== What to work on ==
In the data that follows, count every line holding the string "Find" and give the count alone.

== Data lines ==

START

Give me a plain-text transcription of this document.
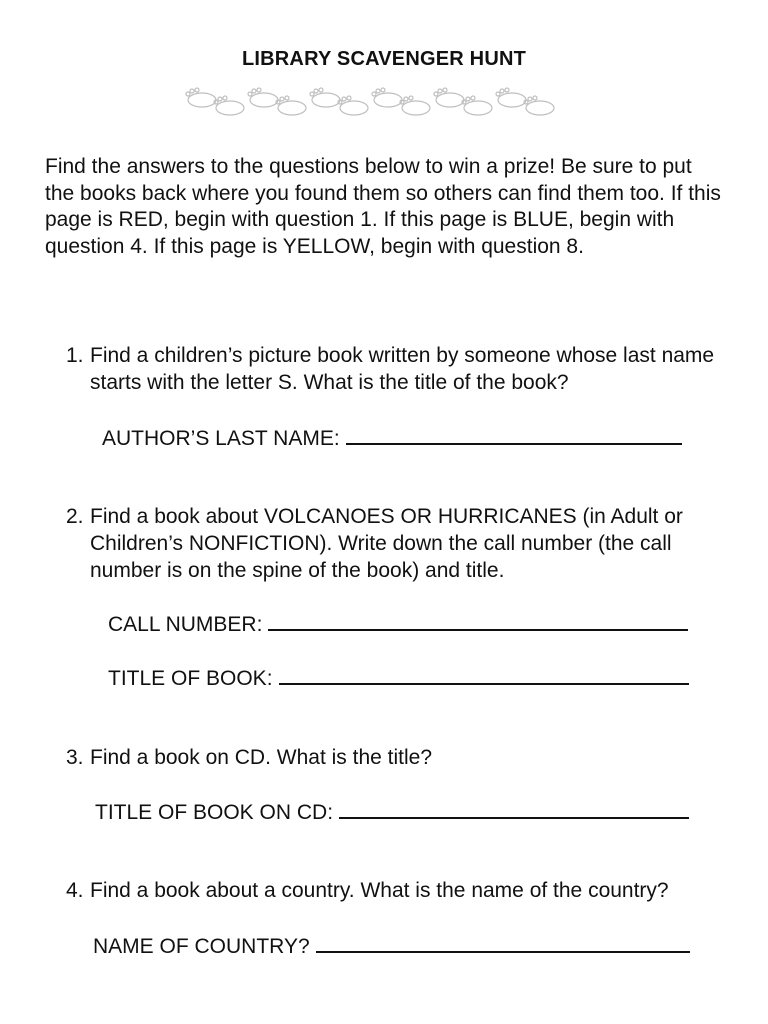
LIBRARY SCAVENGER HUNT

Find the answers to the questions below to win a prize! Be sure to put the books back where you found them so others can find them too. If this page is RED, begin with question 1. If this page is BLUE, begin with question 4. If this page is YELLOW, begin with question 8.

1. Find a children’s picture book written by someone whose last name starts with the letter S. What is the title of the book?
AUTHOR’S LAST NAME:
2. Find a book about VOLCANOES OR HURRICANES (in Adult or Children’s NONFICTION). Write down the call number (the call number is on the spine of the book) and title.
CALL NUMBER:
TITLE OF BOOK:
3. Find a book on CD. What is the title?
TITLE OF BOOK ON CD:
4. Find a book about a country. What is the name of the country?
NAME OF COUNTRY?
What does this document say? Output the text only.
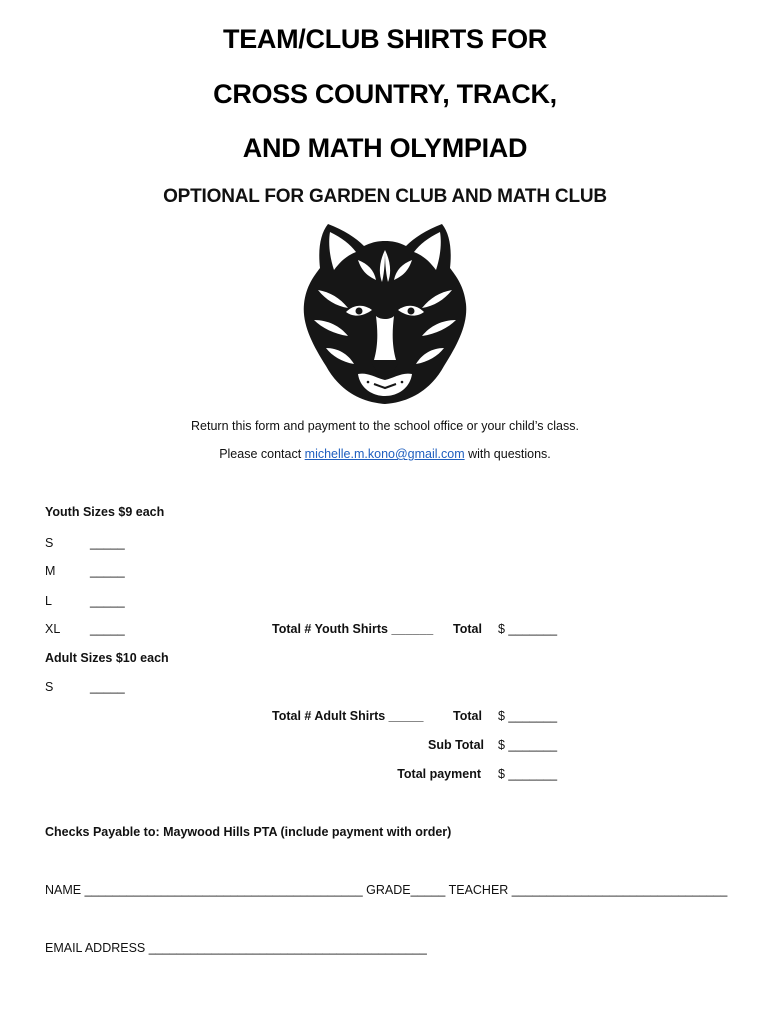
TEAM/CLUB SHIRTS FOR
CROSS COUNTRY, TRACK,
AND MATH OLYMPIAD
OPTIONAL FOR GARDEN CLUB AND MATH CLUB
Return this form and payment to the school office or your child’s class.
Please contact michelle.m.kono@gmail.com with questions.
Youth Sizes $9 each
S	_____
M	_____
L	_____
XL _____	Total # Youth Shirts ______ Total $ _______
Adult Sizes $10 each
S	_____
Total # Adult Shirts _____ Total $ _______
Sub Total $ _______
Total payment $ _______
Checks Payable to: Maywood Hills PTA (include payment with order)
NAME ________________________________________ GRADE_____ TEACHER _______________________________
EMAIL ADDRESS ________________________________________
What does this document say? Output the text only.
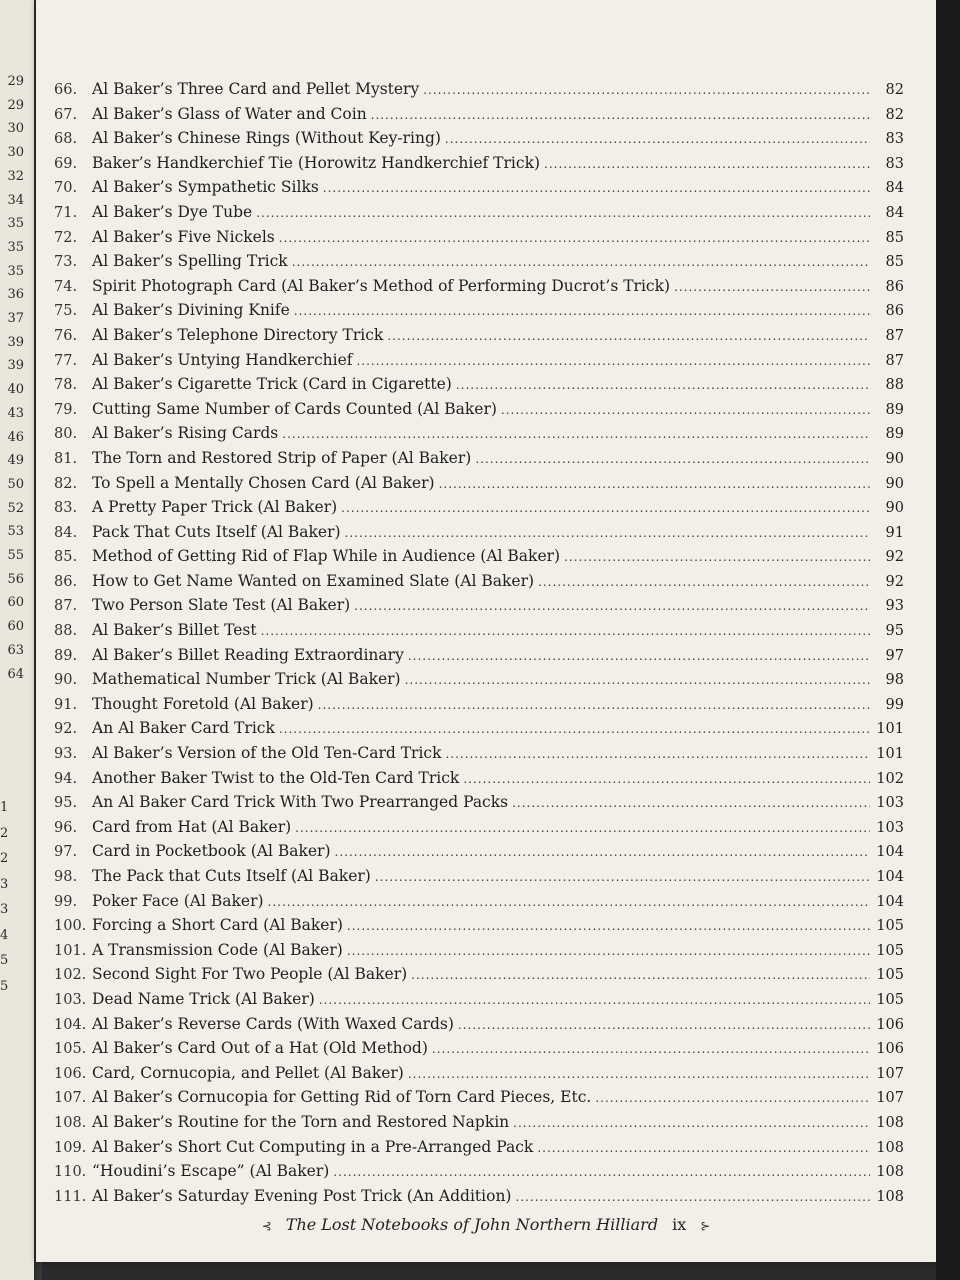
29
29
30
30
32
34
35
35
35
36
37
39
39
40
43
46
49
50
52
53
55
56
60
60
63
64
1
2
2
3
3
4
5
5
66. Al Baker’s Three Card and Pellet Mystery .....	82
67. Al Baker’s Glass of Water and Coin .....	82
68. Al Baker’s Chinese Rings (Without Key-ring) .....	83
69. Baker’s Handkerchief Tie (Horowitz Handkerchief Trick) .....	83
70. Al Baker’s Sympathetic Silks .....	84
71. Al Baker’s Dye Tube .....	84
72. Al Baker’s Five Nickels .....	85
73. Al Baker’s Spelling Trick .....	85
74. Spirit Photograph Card (Al Baker’s Method of Performing Ducrot’s Trick) .....	86
75. Al Baker’s Divining Knife .....	86
76. Al Baker’s Telephone Directory Trick .....	87
77. Al Baker’s Untying Handkerchief .....	87
78. Al Baker’s Cigarette Trick (Card in Cigarette) .....	88
79. Cutting Same Number of Cards Counted (Al Baker) .....	89
80. Al Baker’s Rising Cards .....	89
81. The Torn and Restored Strip of Paper (Al Baker) .....	90
82. To Spell a Mentally Chosen Card (Al Baker) .....	90
83. A Pretty Paper Trick (Al Baker) .....	90
84. Pack That Cuts Itself (Al Baker) .....	91
85. Method of Getting Rid of Flap While in Audience (Al Baker) .....	92
86. How to Get Name Wanted on Examined Slate (Al Baker) .....	92
87. Two Person Slate Test (Al Baker) .....	93
88. Al Baker’s Billet Test .....	95
89. Al Baker’s Billet Reading Extraordinary .....	97
90. Mathematical Number Trick (Al Baker) .....	98
91. Thought Foretold (Al Baker) .....	99
92. An Al Baker Card Trick .....	101
93. Al Baker’s Version of the Old Ten-Card Trick .....	101
94. Another Baker Twist to the Old-Ten Card Trick .....	102
95. An Al Baker Card Trick With Two Prearranged Packs .....	103
96. Card from Hat (Al Baker) .....	103
97. Card in Pocketbook (Al Baker) .....	104
98. The Pack that Cuts Itself (Al Baker) .....	104
99. Poker Face (Al Baker) .....	104
100. Forcing a Short Card (Al Baker) .....	105
101. A Transmission Code (Al Baker) .....	105
102. Second Sight For Two People (Al Baker) .....	105
103. Dead Name Trick (Al Baker) .....	105
104. Al Baker’s Reverse Cards (With Waxed Cards) .....	106
105. Al Baker’s Card Out of a Hat (Old Method) .....	106
106. Card, Cornucopia, and Pellet (Al Baker) .....	107
107. Al Baker’s Cornucopia for Getting Rid of Torn Card Pieces, Etc. .....	107
108. Al Baker’s Routine for the Torn and Restored Napkin .....	108
109. Al Baker’s Short Cut Computing in a Pre-Arranged Pack .....	108
110. “Houdini’s Escape” (Al Baker) .....	108
111. Al Baker’s Saturday Evening Post Trick (An Addition) .....	108
⊰ The Lost Notebooks of John Northern Hilliard ix ⊱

END

== Task solution ==
5